-- start --

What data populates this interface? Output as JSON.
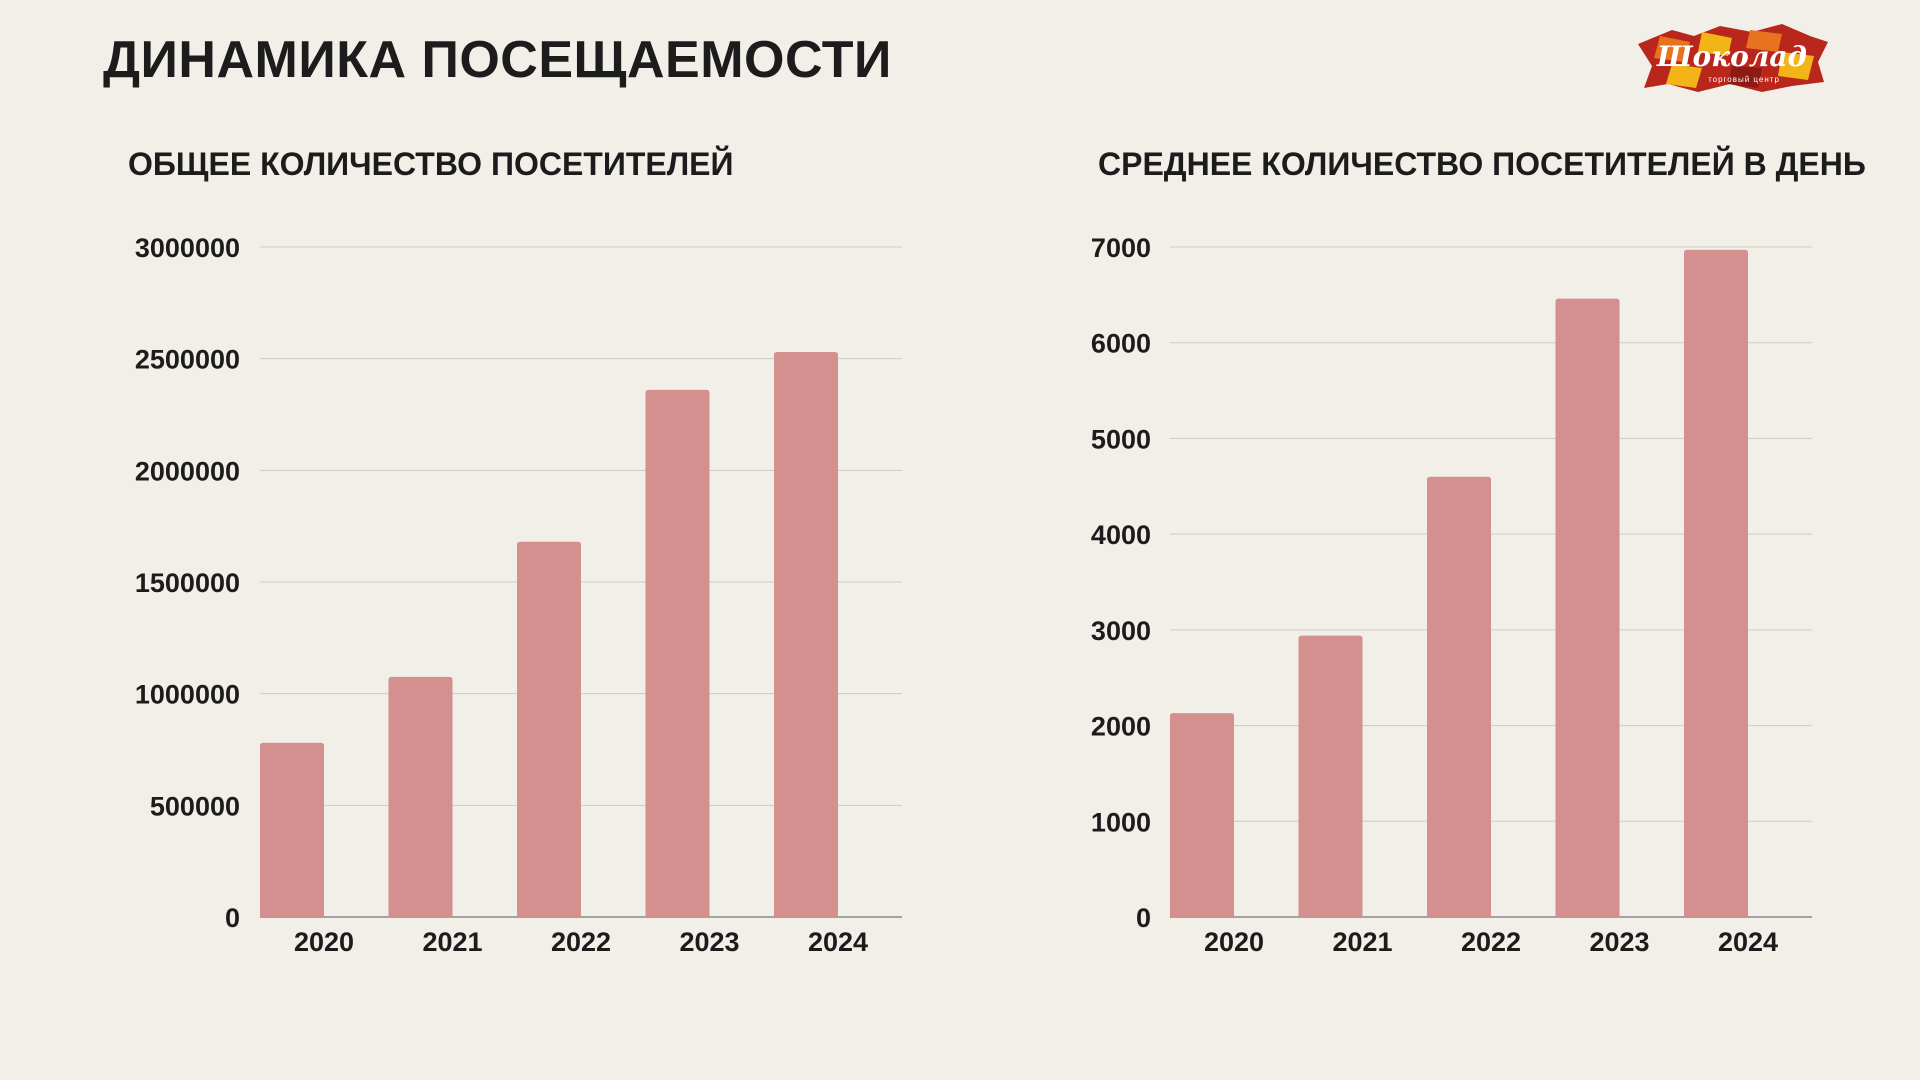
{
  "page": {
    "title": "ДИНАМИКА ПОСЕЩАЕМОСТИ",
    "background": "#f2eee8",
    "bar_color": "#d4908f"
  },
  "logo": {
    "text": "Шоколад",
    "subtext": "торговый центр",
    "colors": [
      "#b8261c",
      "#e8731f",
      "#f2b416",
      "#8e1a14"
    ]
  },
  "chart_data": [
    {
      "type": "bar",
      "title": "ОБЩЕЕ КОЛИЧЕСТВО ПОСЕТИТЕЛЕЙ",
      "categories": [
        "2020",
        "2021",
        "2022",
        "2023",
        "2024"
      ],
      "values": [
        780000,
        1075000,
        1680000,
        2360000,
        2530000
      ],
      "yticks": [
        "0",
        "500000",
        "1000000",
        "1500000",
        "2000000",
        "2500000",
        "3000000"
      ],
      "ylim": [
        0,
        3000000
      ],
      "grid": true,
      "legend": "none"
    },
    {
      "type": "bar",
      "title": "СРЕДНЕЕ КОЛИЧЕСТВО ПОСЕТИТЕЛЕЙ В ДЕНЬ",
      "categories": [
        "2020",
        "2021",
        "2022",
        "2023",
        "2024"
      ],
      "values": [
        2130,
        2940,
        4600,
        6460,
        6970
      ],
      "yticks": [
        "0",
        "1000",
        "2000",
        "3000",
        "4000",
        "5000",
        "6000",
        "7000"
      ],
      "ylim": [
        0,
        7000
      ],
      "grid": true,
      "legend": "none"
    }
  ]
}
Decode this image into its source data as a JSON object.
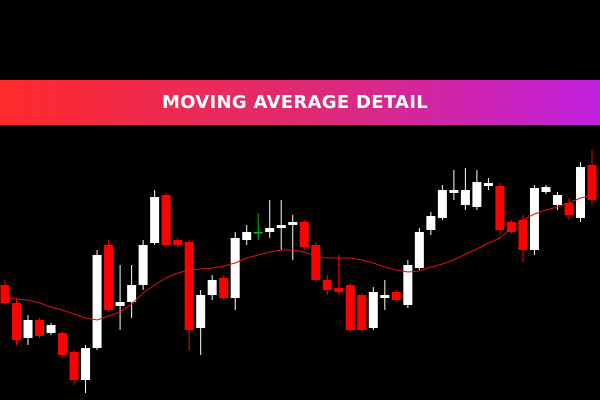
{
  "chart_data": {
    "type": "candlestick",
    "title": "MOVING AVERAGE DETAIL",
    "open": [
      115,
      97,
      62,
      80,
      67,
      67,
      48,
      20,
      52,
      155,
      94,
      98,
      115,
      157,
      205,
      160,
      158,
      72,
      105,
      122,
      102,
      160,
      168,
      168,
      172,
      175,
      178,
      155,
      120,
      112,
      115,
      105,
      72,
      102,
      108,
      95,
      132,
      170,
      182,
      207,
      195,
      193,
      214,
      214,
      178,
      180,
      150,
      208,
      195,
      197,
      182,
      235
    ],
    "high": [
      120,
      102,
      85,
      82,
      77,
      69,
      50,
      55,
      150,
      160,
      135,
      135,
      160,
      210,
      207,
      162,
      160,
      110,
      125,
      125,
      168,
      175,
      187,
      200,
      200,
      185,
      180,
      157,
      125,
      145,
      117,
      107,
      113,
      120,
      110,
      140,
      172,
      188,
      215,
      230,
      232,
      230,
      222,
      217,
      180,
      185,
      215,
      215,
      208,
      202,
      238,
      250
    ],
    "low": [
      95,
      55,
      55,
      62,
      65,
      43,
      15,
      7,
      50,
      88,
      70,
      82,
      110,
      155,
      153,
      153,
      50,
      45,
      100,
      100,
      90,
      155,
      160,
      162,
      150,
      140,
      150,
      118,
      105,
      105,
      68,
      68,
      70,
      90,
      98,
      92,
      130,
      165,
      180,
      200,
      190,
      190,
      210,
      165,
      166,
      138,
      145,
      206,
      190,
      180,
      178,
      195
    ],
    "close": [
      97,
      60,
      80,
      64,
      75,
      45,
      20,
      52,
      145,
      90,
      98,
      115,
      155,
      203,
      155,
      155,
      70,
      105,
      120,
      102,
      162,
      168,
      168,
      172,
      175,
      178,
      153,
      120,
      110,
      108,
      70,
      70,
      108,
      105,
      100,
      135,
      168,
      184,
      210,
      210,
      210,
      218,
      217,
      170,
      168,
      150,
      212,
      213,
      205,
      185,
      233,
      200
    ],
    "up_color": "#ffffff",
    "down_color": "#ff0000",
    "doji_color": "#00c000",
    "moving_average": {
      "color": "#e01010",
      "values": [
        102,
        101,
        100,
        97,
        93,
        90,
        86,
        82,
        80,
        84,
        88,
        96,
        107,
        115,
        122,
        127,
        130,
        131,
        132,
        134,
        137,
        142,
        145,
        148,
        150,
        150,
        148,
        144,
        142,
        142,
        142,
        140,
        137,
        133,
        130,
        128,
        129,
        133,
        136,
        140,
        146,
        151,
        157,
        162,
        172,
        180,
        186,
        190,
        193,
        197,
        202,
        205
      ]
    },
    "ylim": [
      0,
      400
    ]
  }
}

-- end --

Task brief =
How many lines in the records above contain the word "JSON"? Reply with the number alone.

The output =
2